# Problem requirements
In the material below, list every line carrying the string "Прочая".

■ ■ ■

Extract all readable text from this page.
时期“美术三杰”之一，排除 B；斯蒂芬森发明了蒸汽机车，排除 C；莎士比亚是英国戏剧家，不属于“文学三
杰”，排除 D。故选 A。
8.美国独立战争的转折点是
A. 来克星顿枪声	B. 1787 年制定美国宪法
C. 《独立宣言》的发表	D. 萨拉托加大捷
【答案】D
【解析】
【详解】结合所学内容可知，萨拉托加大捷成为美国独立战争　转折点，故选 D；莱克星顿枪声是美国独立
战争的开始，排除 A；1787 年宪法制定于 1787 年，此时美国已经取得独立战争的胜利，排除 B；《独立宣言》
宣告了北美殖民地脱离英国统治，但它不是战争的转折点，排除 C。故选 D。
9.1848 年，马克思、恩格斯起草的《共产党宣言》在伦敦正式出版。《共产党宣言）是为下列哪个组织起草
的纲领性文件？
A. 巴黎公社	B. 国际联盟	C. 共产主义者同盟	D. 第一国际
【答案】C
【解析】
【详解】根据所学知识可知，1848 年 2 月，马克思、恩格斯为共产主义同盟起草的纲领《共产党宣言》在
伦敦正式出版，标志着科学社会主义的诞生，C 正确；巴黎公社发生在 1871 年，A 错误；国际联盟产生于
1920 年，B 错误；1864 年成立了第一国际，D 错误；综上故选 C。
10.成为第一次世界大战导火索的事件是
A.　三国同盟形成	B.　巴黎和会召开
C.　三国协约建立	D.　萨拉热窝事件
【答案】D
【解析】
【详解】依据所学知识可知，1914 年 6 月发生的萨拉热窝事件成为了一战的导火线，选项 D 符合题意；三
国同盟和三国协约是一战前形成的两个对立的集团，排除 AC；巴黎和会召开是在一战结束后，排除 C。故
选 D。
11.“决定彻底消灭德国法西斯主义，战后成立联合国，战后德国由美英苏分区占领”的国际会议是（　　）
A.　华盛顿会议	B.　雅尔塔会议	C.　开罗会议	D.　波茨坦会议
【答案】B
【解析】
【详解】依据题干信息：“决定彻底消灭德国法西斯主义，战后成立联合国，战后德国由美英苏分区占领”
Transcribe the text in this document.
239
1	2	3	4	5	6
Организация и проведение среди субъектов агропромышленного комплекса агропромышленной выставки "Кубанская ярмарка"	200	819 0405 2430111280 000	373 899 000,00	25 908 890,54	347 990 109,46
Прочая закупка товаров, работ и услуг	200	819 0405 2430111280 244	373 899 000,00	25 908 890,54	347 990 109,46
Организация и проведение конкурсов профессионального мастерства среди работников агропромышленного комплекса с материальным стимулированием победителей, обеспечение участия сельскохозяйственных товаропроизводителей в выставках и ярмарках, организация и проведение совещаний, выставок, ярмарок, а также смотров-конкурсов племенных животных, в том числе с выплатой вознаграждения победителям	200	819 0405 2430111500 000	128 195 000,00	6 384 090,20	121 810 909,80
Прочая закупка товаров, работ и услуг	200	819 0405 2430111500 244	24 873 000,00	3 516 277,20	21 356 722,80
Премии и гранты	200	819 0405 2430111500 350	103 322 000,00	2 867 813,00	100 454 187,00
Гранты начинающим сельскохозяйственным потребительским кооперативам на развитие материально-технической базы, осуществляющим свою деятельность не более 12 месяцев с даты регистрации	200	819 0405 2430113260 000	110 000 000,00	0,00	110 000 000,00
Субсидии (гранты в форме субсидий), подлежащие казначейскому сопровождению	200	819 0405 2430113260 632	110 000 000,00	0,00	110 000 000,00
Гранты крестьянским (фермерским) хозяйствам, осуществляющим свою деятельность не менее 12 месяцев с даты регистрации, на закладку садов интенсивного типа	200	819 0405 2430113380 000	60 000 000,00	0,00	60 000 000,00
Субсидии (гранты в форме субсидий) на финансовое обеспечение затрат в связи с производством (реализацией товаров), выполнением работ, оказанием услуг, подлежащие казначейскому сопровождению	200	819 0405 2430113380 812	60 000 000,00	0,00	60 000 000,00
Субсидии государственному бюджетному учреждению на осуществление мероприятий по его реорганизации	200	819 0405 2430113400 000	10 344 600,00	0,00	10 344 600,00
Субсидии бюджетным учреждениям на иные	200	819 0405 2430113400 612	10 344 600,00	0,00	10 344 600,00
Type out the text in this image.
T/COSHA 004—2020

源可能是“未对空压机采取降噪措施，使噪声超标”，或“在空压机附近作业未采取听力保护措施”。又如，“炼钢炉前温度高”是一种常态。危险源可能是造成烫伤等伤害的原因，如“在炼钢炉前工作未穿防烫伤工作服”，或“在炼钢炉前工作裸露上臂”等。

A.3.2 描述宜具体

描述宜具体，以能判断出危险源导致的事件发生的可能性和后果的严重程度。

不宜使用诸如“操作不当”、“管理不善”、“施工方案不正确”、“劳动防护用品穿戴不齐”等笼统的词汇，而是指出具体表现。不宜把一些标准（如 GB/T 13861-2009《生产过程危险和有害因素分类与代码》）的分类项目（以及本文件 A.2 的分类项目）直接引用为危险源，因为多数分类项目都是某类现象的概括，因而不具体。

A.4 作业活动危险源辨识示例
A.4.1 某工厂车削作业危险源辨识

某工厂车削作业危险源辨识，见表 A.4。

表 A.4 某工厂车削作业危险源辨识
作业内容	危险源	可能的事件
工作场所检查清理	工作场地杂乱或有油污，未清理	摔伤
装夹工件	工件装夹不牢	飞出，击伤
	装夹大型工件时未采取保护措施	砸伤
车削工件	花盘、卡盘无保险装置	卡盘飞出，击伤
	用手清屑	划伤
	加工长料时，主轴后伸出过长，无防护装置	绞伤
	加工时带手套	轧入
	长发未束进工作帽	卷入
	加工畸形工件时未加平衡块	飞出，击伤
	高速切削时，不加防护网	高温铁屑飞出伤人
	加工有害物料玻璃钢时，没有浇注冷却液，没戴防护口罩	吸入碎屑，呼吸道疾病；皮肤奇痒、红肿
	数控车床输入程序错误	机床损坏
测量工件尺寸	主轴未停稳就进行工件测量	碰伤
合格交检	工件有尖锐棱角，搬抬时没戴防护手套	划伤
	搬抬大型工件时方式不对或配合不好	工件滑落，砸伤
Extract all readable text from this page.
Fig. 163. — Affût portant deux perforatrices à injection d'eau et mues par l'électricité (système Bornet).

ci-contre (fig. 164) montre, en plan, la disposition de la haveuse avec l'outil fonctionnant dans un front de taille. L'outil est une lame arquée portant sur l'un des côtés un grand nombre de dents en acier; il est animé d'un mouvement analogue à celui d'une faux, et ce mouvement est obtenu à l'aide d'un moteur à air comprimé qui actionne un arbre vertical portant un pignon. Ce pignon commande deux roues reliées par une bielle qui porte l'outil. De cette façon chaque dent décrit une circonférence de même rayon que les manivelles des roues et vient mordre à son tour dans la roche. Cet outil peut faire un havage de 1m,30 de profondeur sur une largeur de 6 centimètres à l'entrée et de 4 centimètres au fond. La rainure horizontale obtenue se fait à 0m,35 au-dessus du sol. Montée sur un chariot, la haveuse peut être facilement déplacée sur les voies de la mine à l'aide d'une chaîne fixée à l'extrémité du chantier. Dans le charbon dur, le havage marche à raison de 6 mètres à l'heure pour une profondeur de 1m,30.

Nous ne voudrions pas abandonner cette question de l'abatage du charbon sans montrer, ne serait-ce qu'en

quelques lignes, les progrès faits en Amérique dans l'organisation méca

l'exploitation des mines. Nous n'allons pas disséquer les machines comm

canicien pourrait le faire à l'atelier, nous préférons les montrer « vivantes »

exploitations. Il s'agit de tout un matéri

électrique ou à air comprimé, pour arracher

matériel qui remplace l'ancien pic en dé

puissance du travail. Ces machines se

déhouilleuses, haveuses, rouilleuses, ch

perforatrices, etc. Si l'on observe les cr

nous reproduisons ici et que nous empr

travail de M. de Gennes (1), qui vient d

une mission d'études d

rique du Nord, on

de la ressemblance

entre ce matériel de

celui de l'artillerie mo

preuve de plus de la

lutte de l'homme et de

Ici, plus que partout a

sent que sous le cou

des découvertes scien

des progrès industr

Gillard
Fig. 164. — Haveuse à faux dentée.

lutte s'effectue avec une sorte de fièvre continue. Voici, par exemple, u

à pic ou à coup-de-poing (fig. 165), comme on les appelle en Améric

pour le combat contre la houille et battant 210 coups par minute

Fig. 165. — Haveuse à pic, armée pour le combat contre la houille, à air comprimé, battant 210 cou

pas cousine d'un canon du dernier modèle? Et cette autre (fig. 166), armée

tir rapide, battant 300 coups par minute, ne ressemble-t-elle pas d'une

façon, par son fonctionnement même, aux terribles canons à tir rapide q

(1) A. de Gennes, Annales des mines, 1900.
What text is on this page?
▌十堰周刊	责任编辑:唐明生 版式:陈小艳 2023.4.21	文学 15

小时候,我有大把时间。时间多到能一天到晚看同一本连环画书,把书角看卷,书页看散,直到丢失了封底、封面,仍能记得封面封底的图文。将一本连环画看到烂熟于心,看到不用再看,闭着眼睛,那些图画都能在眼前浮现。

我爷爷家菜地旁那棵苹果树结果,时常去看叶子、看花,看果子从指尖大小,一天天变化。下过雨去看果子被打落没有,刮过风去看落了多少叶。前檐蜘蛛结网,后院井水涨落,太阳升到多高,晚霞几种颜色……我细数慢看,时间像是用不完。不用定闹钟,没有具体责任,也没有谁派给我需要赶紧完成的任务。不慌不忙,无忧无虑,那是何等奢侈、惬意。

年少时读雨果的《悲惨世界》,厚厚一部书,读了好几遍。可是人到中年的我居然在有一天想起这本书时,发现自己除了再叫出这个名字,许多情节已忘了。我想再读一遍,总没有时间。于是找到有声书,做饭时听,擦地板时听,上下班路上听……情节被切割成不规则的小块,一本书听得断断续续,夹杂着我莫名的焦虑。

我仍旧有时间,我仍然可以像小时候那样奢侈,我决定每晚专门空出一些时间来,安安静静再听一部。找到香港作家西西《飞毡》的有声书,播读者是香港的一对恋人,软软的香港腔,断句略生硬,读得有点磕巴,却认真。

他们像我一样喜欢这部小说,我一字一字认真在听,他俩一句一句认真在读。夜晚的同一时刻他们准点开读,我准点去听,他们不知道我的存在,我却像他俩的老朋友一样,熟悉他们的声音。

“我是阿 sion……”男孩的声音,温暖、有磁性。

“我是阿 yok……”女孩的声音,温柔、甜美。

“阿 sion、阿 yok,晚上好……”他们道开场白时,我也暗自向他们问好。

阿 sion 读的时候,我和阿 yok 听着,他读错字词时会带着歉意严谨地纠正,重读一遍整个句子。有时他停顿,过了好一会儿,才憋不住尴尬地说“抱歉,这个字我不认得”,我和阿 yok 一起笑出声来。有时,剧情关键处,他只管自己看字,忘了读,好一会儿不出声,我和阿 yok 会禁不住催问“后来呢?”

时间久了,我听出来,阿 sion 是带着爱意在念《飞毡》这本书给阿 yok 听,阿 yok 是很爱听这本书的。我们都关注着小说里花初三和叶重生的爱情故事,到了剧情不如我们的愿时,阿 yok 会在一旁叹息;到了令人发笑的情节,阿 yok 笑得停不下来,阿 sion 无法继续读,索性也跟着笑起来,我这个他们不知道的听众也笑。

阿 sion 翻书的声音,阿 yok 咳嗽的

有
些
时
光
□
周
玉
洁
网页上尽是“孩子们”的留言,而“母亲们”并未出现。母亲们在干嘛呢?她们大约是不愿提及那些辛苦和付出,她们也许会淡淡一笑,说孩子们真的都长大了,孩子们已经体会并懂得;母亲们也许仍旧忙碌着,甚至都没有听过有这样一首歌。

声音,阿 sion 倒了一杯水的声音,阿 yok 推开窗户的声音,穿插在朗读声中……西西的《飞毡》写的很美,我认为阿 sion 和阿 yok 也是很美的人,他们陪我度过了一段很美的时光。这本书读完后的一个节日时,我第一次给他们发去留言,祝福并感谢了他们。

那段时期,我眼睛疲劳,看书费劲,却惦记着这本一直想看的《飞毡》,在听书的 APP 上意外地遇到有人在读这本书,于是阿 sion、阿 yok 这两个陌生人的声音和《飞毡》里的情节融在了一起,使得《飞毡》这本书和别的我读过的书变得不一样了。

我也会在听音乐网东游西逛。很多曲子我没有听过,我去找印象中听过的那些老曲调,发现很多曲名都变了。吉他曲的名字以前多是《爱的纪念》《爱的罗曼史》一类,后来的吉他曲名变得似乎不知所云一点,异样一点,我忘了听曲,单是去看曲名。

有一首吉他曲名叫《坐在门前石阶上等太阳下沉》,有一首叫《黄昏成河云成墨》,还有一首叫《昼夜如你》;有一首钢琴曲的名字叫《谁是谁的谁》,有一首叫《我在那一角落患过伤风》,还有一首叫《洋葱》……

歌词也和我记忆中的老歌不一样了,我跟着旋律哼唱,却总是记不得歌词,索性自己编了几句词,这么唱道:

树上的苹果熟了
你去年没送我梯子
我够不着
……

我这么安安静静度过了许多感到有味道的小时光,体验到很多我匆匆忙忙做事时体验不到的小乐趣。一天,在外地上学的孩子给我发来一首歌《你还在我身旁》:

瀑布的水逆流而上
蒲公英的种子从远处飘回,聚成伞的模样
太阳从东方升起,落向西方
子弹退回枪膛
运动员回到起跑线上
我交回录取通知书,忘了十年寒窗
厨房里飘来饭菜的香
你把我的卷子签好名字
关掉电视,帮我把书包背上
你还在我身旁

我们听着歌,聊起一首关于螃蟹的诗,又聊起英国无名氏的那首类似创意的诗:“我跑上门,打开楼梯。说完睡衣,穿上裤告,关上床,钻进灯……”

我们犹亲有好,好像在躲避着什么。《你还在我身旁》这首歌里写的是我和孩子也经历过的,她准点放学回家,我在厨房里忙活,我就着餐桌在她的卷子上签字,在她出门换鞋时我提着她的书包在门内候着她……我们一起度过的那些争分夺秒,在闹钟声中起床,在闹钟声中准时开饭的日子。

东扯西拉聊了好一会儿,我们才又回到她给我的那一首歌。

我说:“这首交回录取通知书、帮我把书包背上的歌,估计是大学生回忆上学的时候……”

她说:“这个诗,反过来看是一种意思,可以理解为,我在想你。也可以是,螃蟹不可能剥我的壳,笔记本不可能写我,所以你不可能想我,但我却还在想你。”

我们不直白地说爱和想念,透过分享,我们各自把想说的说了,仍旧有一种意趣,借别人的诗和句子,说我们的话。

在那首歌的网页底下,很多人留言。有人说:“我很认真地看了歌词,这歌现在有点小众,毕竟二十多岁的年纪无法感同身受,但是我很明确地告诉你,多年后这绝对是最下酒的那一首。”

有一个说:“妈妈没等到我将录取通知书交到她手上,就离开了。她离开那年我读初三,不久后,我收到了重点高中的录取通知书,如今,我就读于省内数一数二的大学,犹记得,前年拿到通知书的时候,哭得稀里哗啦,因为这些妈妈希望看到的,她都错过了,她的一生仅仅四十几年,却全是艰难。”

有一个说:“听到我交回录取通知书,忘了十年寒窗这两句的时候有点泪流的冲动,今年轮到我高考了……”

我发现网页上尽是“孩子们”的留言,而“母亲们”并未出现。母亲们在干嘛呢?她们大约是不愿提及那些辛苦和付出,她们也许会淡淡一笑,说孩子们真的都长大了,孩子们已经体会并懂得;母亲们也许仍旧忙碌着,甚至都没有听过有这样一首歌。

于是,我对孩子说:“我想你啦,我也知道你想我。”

■ ■ ■

# Response for this exercise
Прочая закупка товаров, работ и услуг	200	819 0405 2430111280 244	373 899 000,00	25 908 890,54	347 990 109,46
Прочая закупка товаров, работ и услуг	200	819 0405 2430111500 244	24 873 000,00	3 516 277,20	21 356 722,80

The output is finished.